▶ Job:
In the entries below, find every line holding the string "Grouse" and collect it.

▶ Recorded information:
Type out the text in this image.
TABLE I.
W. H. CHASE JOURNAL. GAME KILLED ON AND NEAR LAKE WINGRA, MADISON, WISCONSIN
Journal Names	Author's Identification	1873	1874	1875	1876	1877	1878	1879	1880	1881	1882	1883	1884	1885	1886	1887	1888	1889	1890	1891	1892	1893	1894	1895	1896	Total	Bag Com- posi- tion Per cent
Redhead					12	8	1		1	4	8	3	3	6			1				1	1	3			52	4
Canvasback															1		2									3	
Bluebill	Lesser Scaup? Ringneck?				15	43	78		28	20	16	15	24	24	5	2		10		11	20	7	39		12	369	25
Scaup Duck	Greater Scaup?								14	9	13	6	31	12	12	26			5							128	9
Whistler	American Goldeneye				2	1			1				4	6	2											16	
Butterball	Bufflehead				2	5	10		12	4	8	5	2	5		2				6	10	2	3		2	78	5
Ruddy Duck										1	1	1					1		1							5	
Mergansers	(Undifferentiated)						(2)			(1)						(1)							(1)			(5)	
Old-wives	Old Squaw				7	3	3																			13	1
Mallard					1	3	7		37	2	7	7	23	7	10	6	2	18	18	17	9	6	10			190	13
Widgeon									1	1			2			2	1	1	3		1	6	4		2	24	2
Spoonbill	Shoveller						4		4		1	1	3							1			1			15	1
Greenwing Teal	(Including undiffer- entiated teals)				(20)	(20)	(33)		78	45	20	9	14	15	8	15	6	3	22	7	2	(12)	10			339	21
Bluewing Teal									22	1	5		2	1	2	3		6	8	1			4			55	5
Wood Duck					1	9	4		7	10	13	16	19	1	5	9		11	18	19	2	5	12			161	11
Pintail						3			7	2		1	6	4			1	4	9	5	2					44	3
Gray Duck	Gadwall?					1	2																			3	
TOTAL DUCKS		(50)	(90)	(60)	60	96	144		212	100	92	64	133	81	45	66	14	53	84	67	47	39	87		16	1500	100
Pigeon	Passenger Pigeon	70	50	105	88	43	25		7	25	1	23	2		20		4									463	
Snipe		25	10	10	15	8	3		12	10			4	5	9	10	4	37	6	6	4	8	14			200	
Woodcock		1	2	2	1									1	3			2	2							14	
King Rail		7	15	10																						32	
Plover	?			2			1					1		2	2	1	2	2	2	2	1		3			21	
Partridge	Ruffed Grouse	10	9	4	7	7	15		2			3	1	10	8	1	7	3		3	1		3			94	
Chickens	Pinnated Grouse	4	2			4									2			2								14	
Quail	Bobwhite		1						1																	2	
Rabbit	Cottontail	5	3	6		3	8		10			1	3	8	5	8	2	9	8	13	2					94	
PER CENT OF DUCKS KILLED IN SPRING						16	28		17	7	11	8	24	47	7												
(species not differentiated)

▶ Written response:
Partridge	Ruffed Grouse	10	9	4	7	7	15		2			3	1	10	8	1	7	3		3	1		3			94	
Chickens	Pinnated Grouse	4	2			4									2			2								14	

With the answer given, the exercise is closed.